(Items listed in a dataset)
--- Start ---

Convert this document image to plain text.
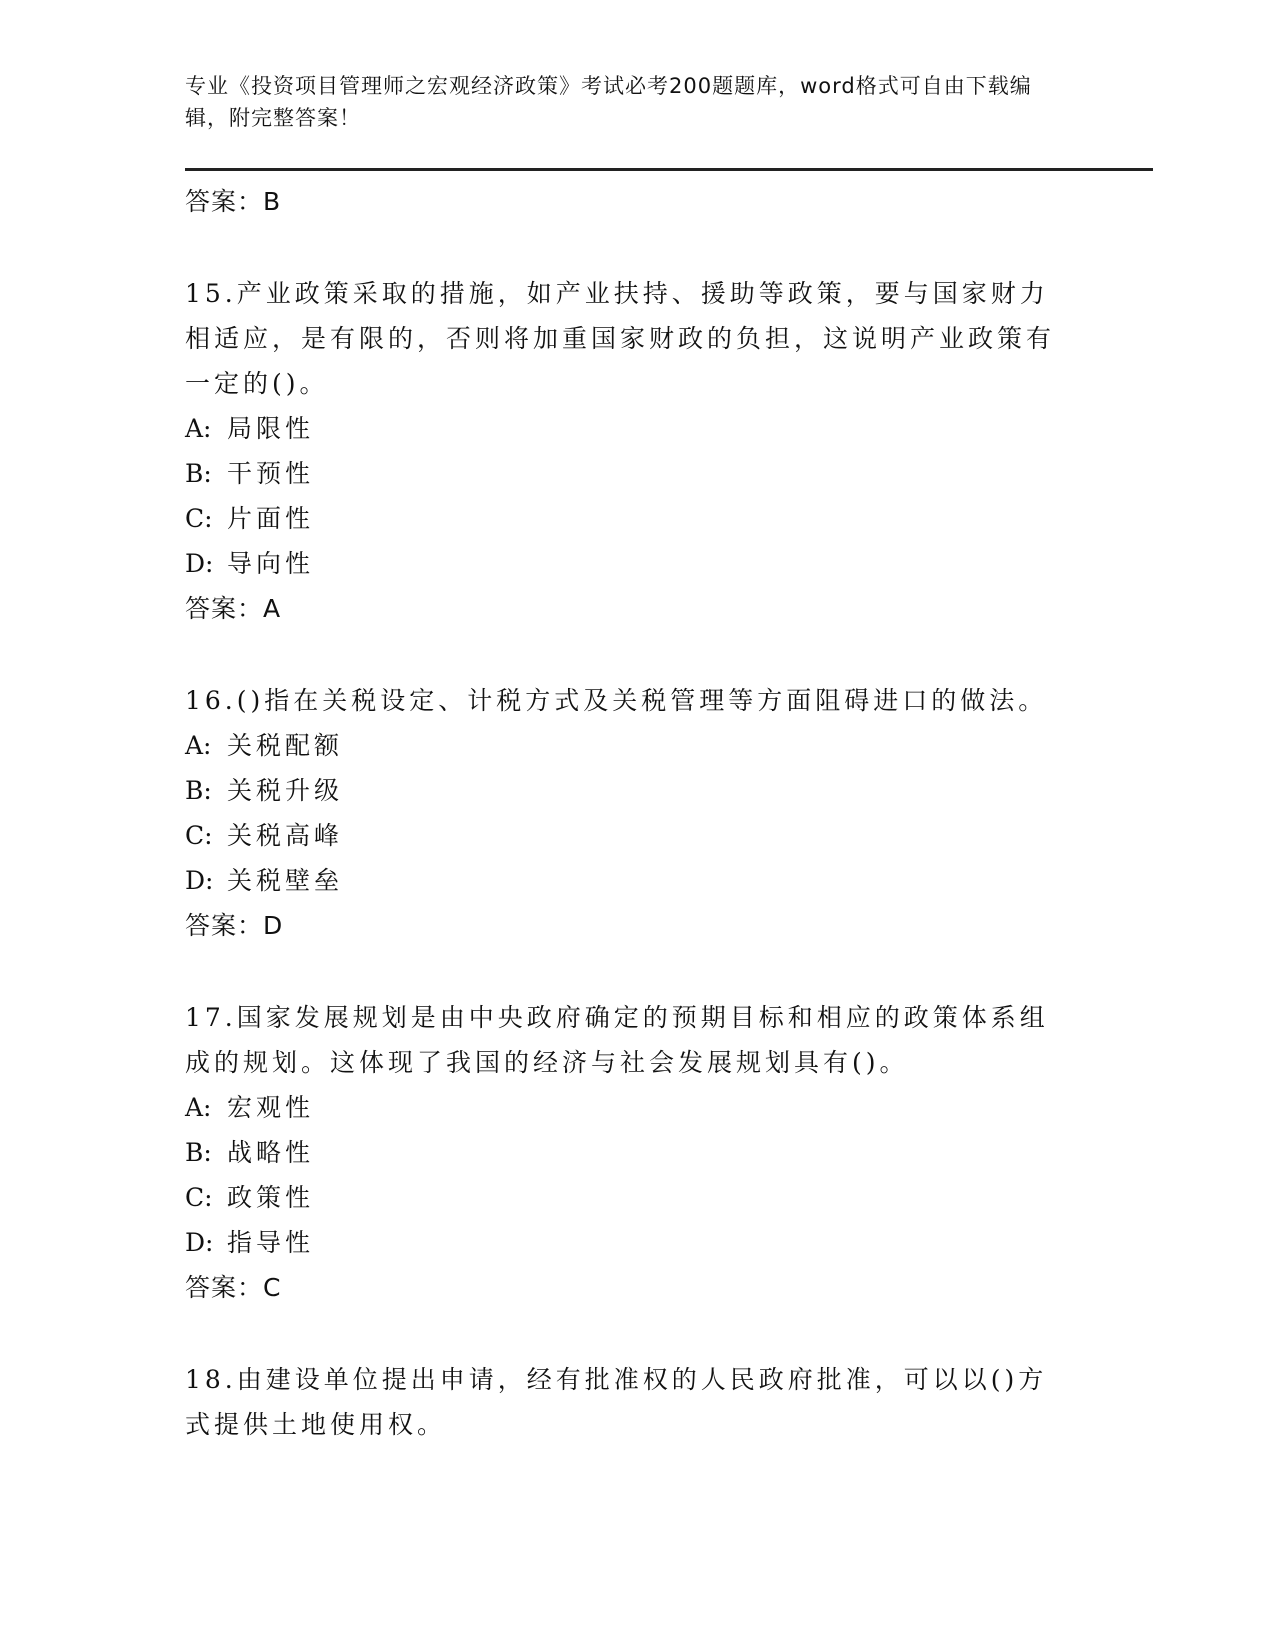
专业《投资项目管理师之宏观经济政策》考试必考200题题库，word格式可自由下载编辑，附完整答案！

答案： B

15.产业政策采取的措施，如产业扶持、援助等政策，要与国家财力相适应，是有限的，否则将加重国家财政的负担，这说明产业政策有一定的()。

A: 局限性

B: 干预性

C: 片面性

D: 导向性

答案： A

16.()指在关税设定、计税方式及关税管理等方面阻碍进口的做法。

A: 关税配额

B: 关税升级

C: 关税高峰

D: 关税壁垒

答案： D

17.国家发展规划是由中央政府确定的预期目标和相应的政策体系组成的规划。这体现了我国的经济与社会发展规划具有()。

A: 宏观性

B: 战略性

C: 政策性

D: 指导性

答案： C

18.由建设单位提出申请，经有批准权的人民政府批准，可以以()方式提供土地使用权。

--- End ---

◆ Direction ◆
Give an exact reproduction of every line, leaving out any picture.

◆ Response ◆
Convert this document image to plain text.
专业《投资项目管理师之宏观经济政策》考试必考200题题库，word格式可自由下载编辑，附完整答案！

答案： B

15.产业政策采取的措施，如产业扶持、援助等政策，要与国家财力相适应，是有限的，否则将加重国家财政的负担，这说明产业政策有一定的()。

A: 局限性

B: 干预性

C: 片面性

D: 导向性

答案： A

16.()指在关税设定、计税方式及关税管理等方面阻碍进口的做法。

A: 关税配额

B: 关税升级

C: 关税高峰

D: 关税壁垒

答案： D

17.国家发展规划是由中央政府确定的预期目标和相应的政策体系组成的规划。这体现了我国的经济与社会发展规划具有()。

A: 宏观性

B: 战略性

C: 政策性

D: 指导性

答案： C

18.由建设单位提出申请，经有批准权的人民政府批准，可以以()方式提供土地使用权。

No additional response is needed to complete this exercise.